Provide an exact transcription of all the records.

Excerpts from a figure dataset
• • • •

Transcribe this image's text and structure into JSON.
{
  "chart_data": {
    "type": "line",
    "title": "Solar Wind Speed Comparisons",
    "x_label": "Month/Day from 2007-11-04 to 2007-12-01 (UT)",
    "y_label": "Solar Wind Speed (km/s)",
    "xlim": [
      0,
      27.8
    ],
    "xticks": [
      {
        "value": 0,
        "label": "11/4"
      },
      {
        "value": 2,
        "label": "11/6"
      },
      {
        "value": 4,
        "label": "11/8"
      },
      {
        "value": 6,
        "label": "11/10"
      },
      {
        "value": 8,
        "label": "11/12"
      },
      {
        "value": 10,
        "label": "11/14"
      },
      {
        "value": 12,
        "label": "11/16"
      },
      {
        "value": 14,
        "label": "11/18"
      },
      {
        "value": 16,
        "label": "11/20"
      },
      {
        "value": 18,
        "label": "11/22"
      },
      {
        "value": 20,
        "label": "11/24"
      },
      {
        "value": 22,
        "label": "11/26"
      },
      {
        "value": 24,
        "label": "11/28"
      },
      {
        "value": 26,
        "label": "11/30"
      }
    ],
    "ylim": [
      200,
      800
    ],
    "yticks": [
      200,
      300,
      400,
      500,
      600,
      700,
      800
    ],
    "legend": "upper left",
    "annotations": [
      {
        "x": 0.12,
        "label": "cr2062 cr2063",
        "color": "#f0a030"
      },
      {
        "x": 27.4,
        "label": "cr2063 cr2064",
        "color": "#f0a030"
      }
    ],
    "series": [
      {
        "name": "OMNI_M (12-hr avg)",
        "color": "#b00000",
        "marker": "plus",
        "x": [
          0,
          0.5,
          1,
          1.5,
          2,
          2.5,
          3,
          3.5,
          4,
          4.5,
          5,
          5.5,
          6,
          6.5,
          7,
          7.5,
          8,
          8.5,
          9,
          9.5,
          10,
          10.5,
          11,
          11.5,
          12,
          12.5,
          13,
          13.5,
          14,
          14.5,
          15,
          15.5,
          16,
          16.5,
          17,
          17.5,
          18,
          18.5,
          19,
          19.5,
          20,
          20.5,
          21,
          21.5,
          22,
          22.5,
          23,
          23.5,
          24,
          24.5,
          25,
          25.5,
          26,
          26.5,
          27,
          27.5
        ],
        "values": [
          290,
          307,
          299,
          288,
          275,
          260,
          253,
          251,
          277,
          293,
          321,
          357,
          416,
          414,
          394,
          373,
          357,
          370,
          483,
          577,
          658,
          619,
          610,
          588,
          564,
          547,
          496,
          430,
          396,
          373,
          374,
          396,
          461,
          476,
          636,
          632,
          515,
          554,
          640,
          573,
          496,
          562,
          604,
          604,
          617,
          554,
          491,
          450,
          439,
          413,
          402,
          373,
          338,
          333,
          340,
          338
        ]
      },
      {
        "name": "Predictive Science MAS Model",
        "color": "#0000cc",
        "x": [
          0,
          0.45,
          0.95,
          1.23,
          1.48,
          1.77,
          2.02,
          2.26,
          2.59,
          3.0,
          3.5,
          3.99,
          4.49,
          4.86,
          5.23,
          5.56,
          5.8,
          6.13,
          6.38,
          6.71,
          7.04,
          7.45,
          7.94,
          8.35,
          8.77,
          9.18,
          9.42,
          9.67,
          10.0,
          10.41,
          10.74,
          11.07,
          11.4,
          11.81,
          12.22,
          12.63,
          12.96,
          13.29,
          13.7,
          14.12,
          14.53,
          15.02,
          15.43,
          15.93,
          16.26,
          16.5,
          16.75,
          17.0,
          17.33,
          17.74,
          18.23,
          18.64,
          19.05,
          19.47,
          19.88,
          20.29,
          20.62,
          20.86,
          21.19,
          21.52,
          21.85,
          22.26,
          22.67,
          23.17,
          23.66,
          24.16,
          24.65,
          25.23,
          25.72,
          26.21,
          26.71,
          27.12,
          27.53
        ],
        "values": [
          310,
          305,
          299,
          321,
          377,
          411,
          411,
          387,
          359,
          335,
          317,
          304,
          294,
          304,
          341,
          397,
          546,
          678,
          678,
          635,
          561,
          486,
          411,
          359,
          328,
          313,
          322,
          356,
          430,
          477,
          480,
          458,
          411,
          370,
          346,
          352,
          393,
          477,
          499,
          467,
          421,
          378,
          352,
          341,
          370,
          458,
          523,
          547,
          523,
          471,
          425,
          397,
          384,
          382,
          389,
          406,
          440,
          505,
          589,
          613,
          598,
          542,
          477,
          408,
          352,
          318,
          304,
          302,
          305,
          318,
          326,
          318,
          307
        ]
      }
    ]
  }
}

• • • •

Solution for this problem:
Transcribe this image's text and structure into JSON.
{
  "chart_data": {
    "type": "line",
    "title": "Solar Wind Speed Comparisons",
    "x_label": "Month/Day from 2007-11-04 to 2007-12-01 (UT)",
    "y_label": "Solar Wind Speed (km/s)",
    "xlim": [
      0,
      27.8
    ],
    "xticks": [
      {
        "value": 0,
        "label": "11/4"
      },
      {
        "value": 2,
        "label": "11/6"
      },
      {
        "value": 4,
        "label": "11/8"
      },
      {
        "value": 6,
        "label": "11/10"
      },
      {
        "value": 8,
        "label": "11/12"
      },
      {
        "value": 10,
        "label": "11/14"
      },
      {
        "value": 12,
        "label": "11/16"
      },
      {
        "value": 14,
        "label": "11/18"
      },
      {
        "value": 16,
        "label": "11/20"
      },
      {
        "value": 18,
        "label": "11/22"
      },
      {
        "value": 20,
        "label": "11/24"
      },
      {
        "value": 22,
        "label": "11/26"
      },
      {
        "value": 24,
        "label": "11/28"
      },
      {
        "value": 26,
        "label": "11/30"
      }
    ],
    "ylim": [
      200,
      800
    ],
    "yticks": [
      200,
      300,
      400,
      500,
      600,
      700,
      800
    ],
    "legend": "upper left",
    "annotations": [
      {
        "x": 0.12,
        "label": "cr2062 cr2063",
        "color": "#f0a030"
      },
      {
        "x": 27.4,
        "label": "cr2063 cr2064",
        "color": "#f0a030"
      }
    ],
    "series": [
      {
        "name": "OMNI_M (12-hr avg)",
        "color": "#b00000",
        "marker": "plus",
        "x": [
          0,
          0.5,
          1,
          1.5,
          2,
          2.5,
          3,
          3.5,
          4,
          4.5,
          5,
          5.5,
          6,
          6.5,
          7,
          7.5,
          8,
          8.5,
          9,
          9.5,
          10,
          10.5,
          11,
          11.5,
          12,
          12.5,
          13,
          13.5,
          14,
          14.5,
          15,
          15.5,
          16,
          16.5,
          17,
          17.5,
          18,
          18.5,
          19,
          19.5,
          20,
          20.5,
          21,
          21.5,
          22,
          22.5,
          23,
          23.5,
          24,
          24.5,
          25,
          25.5,
          26,
          26.5,
          27,
          27.5
        ],
        "values": [
          290,
          307,
          299,
          288,
          275,
          260,
          253,
          251,
          277,
          293,
          321,
          357,
          416,
          414,
          394,
          373,
          357,
          370,
          483,
          577,
          658,
          619,
          610,
          588,
          564,
          547,
          496,
          430,
          396,
          373,
          374,
          396,
          461,
          476,
          636,
          632,
          515,
          554,
          640,
          573,
          496,
          562,
          604,
          604,
          617,
          554,
          491,
          450,
          439,
          413,
          402,
          373,
          338,
          333,
          340,
          338
        ]
      },
      {
        "name": "Predictive Science MAS Model",
        "color": "#0000cc",
        "x": [
          0,
          0.45,
          0.95,
          1.23,
          1.48,
          1.77,
          2.02,
          2.26,
          2.59,
          3.0,
          3.5,
          3.99,
          4.49,
          4.86,
          5.23,
          5.56,
          5.8,
          6.13,
          6.38,
          6.71,
          7.04,
          7.45,
          7.94,
          8.35,
          8.77,
          9.18,
          9.42,
          9.67,
          10.0,
          10.41,
          10.74,
          11.07,
          11.4,
          11.81,
          12.22,
          12.63,
          12.96,
          13.29,
          13.7,
          14.12,
          14.53,
          15.02,
          15.43,
          15.93,
          16.26,
          16.5,
          16.75,
          17.0,
          17.33,
          17.74,
          18.23,
          18.64,
          19.05,
          19.47,
          19.88,
          20.29,
          20.62,
          20.86,
          21.19,
          21.52,
          21.85,
          22.26,
          22.67,
          23.17,
          23.66,
          24.16,
          24.65,
          25.23,
          25.72,
          26.21,
          26.71,
          27.12,
          27.53
        ],
        "values": [
          310,
          305,
          299,
          321,
          377,
          411,
          411,
          387,
          359,
          335,
          317,
          304,
          294,
          304,
          341,
          397,
          546,
          678,
          678,
          635,
          561,
          486,
          411,
          359,
          328,
          313,
          322,
          356,
          430,
          477,
          480,
          458,
          411,
          370,
          346,
          352,
          393,
          477,
          499,
          467,
          421,
          378,
          352,
          341,
          370,
          458,
          523,
          547,
          523,
          471,
          425,
          397,
          384,
          382,
          389,
          406,
          440,
          505,
          589,
          613,
          598,
          542,
          477,
          408,
          352,
          318,
          304,
          302,
          305,
          318,
          326,
          318,
          307
        ]
      }
    ]
  }
}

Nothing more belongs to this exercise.